* **Exercise prompt**:
Give the listing below again in full, exactly as written.

* **Material for this exercise**:
* begin *

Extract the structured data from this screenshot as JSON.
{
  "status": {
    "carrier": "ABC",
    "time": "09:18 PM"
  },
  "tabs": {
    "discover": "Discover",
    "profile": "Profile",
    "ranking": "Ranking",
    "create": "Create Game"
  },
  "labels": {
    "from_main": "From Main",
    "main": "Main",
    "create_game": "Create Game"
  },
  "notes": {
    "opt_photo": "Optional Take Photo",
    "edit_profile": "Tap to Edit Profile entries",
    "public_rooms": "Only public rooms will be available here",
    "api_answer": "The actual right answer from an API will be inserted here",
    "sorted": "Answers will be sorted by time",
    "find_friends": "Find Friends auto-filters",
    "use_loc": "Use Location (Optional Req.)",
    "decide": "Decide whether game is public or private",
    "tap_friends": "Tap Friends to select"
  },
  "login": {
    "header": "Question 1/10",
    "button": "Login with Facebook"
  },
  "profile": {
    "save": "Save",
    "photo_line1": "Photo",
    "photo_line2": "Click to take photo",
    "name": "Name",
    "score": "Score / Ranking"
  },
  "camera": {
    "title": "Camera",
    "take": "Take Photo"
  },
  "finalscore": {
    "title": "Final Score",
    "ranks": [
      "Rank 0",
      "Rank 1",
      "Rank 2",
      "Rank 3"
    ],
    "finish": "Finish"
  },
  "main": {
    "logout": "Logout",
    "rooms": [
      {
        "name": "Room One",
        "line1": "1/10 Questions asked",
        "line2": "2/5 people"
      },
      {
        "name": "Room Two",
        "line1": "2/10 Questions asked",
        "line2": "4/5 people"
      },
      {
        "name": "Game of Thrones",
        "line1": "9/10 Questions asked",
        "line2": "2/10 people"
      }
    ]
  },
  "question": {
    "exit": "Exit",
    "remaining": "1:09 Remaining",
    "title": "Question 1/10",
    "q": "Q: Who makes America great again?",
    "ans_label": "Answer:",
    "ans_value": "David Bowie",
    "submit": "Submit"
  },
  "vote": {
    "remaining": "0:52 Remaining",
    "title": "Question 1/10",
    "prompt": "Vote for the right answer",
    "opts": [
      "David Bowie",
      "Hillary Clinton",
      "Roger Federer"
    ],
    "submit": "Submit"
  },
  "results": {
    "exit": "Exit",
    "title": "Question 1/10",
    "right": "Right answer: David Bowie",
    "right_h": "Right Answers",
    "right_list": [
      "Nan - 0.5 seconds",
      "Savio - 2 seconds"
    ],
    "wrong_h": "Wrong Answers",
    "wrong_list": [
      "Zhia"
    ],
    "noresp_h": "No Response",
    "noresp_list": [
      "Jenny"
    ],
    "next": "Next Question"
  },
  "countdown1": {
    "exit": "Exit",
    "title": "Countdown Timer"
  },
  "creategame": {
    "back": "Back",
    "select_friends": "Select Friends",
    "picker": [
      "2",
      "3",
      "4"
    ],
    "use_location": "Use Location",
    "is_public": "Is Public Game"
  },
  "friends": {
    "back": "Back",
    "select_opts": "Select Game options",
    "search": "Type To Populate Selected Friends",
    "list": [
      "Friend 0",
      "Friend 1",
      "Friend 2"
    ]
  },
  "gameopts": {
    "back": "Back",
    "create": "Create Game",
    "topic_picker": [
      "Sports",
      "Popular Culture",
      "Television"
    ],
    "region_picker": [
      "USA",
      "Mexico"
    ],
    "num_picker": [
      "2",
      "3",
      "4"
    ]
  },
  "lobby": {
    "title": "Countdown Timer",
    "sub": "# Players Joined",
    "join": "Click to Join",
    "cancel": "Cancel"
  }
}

* end *

* **Response to the task**:
Extract the structured data from this screenshot as JSON.
{
  "status": {
    "carrier": "ABC",
    "time": "09:18 PM"
  },
  "tabs": {
    "discover": "Discover",
    "profile": "Profile",
    "ranking": "Ranking",
    "create": "Create Game"
  },
  "labels": {
    "from_main": "From Main",
    "main": "Main",
    "create_game": "Create Game"
  },
  "notes": {
    "opt_photo": "Optional Take Photo",
    "edit_profile": "Tap to Edit Profile entries",
    "public_rooms": "Only public rooms will be available here",
    "api_answer": "The actual right answer from an API will be inserted here",
    "sorted": "Answers will be sorted by time",
    "find_friends": "Find Friends auto-filters",
    "use_loc": "Use Location (Optional Req.)",
    "decide": "Decide whether game is public or private",
    "tap_friends": "Tap Friends to select"
  },
  "login": {
    "header": "Question 1/10",
    "button": "Login with Facebook"
  },
  "profile": {
    "save": "Save",
    "photo_line1": "Photo",
    "photo_line2": "Click to take photo",
    "name": "Name",
    "score": "Score / Ranking"
  },
  "camera": {
    "title": "Camera",
    "take": "Take Photo"
  },
  "finalscore": {
    "title": "Final Score",
    "ranks": [
      "Rank 0",
      "Rank 1",
      "Rank 2",
      "Rank 3"
    ],
    "finish": "Finish"
  },
  "main": {
    "logout": "Logout",
    "rooms": [
      {
        "name": "Room One",
        "line1": "1/10 Questions asked",
        "line2": "2/5 people"
      },
      {
        "name": "Room Two",
        "line1": "2/10 Questions asked",
        "line2": "4/5 people"
      },
      {
        "name": "Game of Thrones",
        "line1": "9/10 Questions asked",
        "line2": "2/10 people"
      }
    ]
  },
  "question": {
    "exit": "Exit",
    "remaining": "1:09 Remaining",
    "title": "Question 1/10",
    "q": "Q: Who makes America great again?",
    "ans_label": "Answer:",
    "ans_value": "David Bowie",
    "submit": "Submit"
  },
  "vote": {
    "remaining": "0:52 Remaining",
    "title": "Question 1/10",
    "prompt": "Vote for the right answer",
    "opts": [
      "David Bowie",
      "Hillary Clinton",
      "Roger Federer"
    ],
    "submit": "Submit"
  },
  "results": {
    "exit": "Exit",
    "title": "Question 1/10",
    "right": "Right answer: David Bowie",
    "right_h": "Right Answers",
    "right_list": [
      "Nan - 0.5 seconds",
      "Savio - 2 seconds"
    ],
    "wrong_h": "Wrong Answers",
    "wrong_list": [
      "Zhia"
    ],
    "noresp_h": "No Response",
    "noresp_list": [
      "Jenny"
    ],
    "next": "Next Question"
  },
  "countdown1": {
    "exit": "Exit",
    "title": "Countdown Timer"
  },
  "creategame": {
    "back": "Back",
    "select_friends": "Select Friends",
    "picker": [
      "2",
      "3",
      "4"
    ],
    "use_location": "Use Location",
    "is_public": "Is Public Game"
  },
  "friends": {
    "back": "Back",
    "select_opts": "Select Game options",
    "search": "Type To Populate Selected Friends",
    "list": [
      "Friend 0",
      "Friend 1",
      "Friend 2"
    ]
  },
  "gameopts": {
    "back": "Back",
    "create": "Create Game",
    "topic_picker": [
      "Sports",
      "Popular Culture",
      "Television"
    ],
    "region_picker": [
      "USA",
      "Mexico"
    ],
    "num_picker": [
      "2",
      "3",
      "4"
    ]
  },
  "lobby": {
    "title": "Countdown Timer",
    "sub": "# Players Joined",
    "join": "Click to Join",
    "cancel": "Cancel"
  }
}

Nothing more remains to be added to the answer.